What is expected: Rewrite the lines below, putting "Trigger Level" wherever "Trigger Limit" appears and leaving everything else unchanged.

Stored data
********
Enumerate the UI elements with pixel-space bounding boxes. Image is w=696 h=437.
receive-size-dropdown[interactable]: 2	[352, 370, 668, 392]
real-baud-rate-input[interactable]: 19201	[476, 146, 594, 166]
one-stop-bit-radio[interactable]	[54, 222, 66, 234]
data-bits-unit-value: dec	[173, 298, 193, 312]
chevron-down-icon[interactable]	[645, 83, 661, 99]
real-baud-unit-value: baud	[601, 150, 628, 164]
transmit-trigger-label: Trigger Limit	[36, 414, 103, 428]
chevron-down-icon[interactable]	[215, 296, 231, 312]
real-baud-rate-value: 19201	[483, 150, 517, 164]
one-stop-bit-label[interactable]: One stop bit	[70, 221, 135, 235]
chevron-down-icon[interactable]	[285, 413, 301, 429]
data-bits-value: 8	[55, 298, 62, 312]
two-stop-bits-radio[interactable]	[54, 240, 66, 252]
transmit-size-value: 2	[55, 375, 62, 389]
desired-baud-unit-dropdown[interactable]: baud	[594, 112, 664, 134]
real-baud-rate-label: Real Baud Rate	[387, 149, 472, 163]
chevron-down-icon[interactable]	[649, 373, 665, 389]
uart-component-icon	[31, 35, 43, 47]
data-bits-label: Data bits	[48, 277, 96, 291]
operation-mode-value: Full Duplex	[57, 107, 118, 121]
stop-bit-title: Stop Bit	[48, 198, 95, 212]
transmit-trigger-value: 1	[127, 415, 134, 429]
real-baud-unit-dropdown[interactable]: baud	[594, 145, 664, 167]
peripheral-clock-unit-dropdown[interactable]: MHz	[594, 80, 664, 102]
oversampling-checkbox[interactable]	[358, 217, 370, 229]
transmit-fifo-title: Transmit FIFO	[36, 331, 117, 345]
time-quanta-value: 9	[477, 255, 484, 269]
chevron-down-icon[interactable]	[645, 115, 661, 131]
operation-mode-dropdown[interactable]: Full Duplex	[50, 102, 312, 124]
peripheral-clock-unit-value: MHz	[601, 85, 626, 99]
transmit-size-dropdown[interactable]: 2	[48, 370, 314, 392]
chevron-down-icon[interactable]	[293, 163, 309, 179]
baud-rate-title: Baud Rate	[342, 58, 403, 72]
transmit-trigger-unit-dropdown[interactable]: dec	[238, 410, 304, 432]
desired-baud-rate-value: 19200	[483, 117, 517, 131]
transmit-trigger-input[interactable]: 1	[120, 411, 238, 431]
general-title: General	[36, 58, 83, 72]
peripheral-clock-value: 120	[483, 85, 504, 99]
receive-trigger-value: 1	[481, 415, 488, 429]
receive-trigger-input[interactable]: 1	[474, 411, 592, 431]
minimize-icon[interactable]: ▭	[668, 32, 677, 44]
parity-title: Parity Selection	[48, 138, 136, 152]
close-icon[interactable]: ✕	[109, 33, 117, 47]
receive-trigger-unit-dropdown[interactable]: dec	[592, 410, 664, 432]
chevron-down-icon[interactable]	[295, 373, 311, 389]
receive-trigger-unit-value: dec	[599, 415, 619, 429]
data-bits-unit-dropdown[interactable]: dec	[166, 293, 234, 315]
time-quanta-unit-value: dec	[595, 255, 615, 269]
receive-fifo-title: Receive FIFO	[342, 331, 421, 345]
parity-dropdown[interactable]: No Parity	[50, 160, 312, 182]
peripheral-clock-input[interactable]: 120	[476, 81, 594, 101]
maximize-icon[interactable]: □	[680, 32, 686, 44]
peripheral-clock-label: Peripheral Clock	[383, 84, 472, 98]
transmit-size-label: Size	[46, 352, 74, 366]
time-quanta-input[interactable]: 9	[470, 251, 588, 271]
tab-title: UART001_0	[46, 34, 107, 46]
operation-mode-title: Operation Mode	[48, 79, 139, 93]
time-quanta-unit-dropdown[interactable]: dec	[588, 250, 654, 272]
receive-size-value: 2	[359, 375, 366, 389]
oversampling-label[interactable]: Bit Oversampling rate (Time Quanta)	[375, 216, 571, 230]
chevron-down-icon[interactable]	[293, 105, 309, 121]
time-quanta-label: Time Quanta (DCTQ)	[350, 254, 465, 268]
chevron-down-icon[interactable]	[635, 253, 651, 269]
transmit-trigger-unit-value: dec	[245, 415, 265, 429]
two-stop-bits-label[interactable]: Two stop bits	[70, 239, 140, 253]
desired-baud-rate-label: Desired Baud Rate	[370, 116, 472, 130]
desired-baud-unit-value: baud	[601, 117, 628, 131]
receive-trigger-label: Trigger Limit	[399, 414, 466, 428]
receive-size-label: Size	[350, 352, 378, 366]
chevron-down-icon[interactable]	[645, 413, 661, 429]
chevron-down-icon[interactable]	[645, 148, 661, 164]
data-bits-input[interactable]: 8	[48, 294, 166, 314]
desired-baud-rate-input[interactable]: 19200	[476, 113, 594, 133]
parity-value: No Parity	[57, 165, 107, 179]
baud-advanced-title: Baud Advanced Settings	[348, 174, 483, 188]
********
Solution to the exercise:
Enumerate the UI elements with pixel-space bounding boxes. Image is w=696 h=437.
receive-size-dropdown[interactable]: 2	[352, 370, 668, 392]
real-baud-rate-input[interactable]: 19201	[476, 146, 594, 166]
one-stop-bit-radio[interactable]	[54, 222, 66, 234]
data-bits-unit-value: dec	[173, 298, 193, 312]
chevron-down-icon[interactable]	[645, 83, 661, 99]
real-baud-unit-value: baud	[601, 150, 628, 164]
transmit-trigger-label: Trigger Level	[36, 414, 103, 428]
chevron-down-icon[interactable]	[215, 296, 231, 312]
real-baud-rate-value: 19201	[483, 150, 517, 164]
one-stop-bit-label[interactable]: One stop bit	[70, 221, 135, 235]
chevron-down-icon[interactable]	[285, 413, 301, 429]
data-bits-value: 8	[55, 298, 62, 312]
two-stop-bits-radio[interactable]	[54, 240, 66, 252]
transmit-size-value: 2	[55, 375, 62, 389]
desired-baud-unit-dropdown[interactable]: baud	[594, 112, 664, 134]
real-baud-rate-label: Real Baud Rate	[387, 149, 472, 163]
chevron-down-icon[interactable]	[649, 373, 665, 389]
uart-component-icon	[31, 35, 43, 47]
data-bits-label: Data bits	[48, 277, 96, 291]
operation-mode-value: Full Duplex	[57, 107, 118, 121]
stop-bit-title: Stop Bit	[48, 198, 95, 212]
transmit-trigger-value: 1	[127, 415, 134, 429]
real-baud-unit-dropdown[interactable]: baud	[594, 145, 664, 167]
peripheral-clock-unit-dropdown[interactable]: MHz	[594, 80, 664, 102]
oversampling-checkbox[interactable]	[358, 217, 370, 229]
transmit-fifo-title: Transmit FIFO	[36, 331, 117, 345]
time-quanta-value: 9	[477, 255, 484, 269]
chevron-down-icon[interactable]	[645, 115, 661, 131]
operation-mode-dropdown[interactable]: Full Duplex	[50, 102, 312, 124]
peripheral-clock-unit-value: MHz	[601, 85, 626, 99]
transmit-size-dropdown[interactable]: 2	[48, 370, 314, 392]
chevron-down-icon[interactable]	[293, 163, 309, 179]
baud-rate-title: Baud Rate	[342, 58, 403, 72]
transmit-trigger-unit-dropdown[interactable]: dec	[238, 410, 304, 432]
desired-baud-rate-value: 19200	[483, 117, 517, 131]
transmit-trigger-input[interactable]: 1	[120, 411, 238, 431]
general-title: General	[36, 58, 83, 72]
peripheral-clock-value: 120	[483, 85, 504, 99]
receive-trigger-value: 1	[481, 415, 488, 429]
receive-trigger-input[interactable]: 1	[474, 411, 592, 431]
minimize-icon[interactable]: ▭	[668, 32, 677, 44]
parity-title: Parity Selection	[48, 138, 136, 152]
close-icon[interactable]: ✕	[109, 33, 117, 47]
receive-trigger-unit-dropdown[interactable]: dec	[592, 410, 664, 432]
chevron-down-icon[interactable]	[295, 373, 311, 389]
receive-trigger-unit-value: dec	[599, 415, 619, 429]
data-bits-unit-dropdown[interactable]: dec	[166, 293, 234, 315]
time-quanta-unit-value: dec	[595, 255, 615, 269]
receive-fifo-title: Receive FIFO	[342, 331, 421, 345]
parity-dropdown[interactable]: No Parity	[50, 160, 312, 182]
peripheral-clock-input[interactable]: 120	[476, 81, 594, 101]
maximize-icon[interactable]: □	[680, 32, 686, 44]
peripheral-clock-label: Peripheral Clock	[383, 84, 472, 98]
transmit-size-label: Size	[46, 352, 74, 366]
time-quanta-input[interactable]: 9	[470, 251, 588, 271]
tab-title: UART001_0	[46, 34, 107, 46]
operation-mode-title: Operation Mode	[48, 79, 139, 93]
time-quanta-unit-dropdown[interactable]: dec	[588, 250, 654, 272]
receive-size-value: 2	[359, 375, 366, 389]
oversampling-label[interactable]: Bit Oversampling rate (Time Quanta)	[375, 216, 571, 230]
chevron-down-icon[interactable]	[293, 105, 309, 121]
time-quanta-label: Time Quanta (DCTQ)	[350, 254, 465, 268]
chevron-down-icon[interactable]	[635, 253, 651, 269]
transmit-trigger-unit-value: dec	[245, 415, 265, 429]
two-stop-bits-label[interactable]: Two stop bits	[70, 239, 140, 253]
desired-baud-rate-label: Desired Baud Rate	[370, 116, 472, 130]
desired-baud-unit-value: baud	[601, 117, 628, 131]
receive-trigger-label: Trigger Level	[399, 414, 466, 428]
receive-size-label: Size	[350, 352, 378, 366]
chevron-down-icon[interactable]	[645, 413, 661, 429]
chevron-down-icon[interactable]	[645, 148, 661, 164]
data-bits-input[interactable]: 8	[48, 294, 166, 314]
desired-baud-rate-input[interactable]: 19200	[476, 113, 594, 133]
parity-value: No Parity	[57, 165, 107, 179]
baud-advanced-title: Baud Advanced Settings	[348, 174, 483, 188]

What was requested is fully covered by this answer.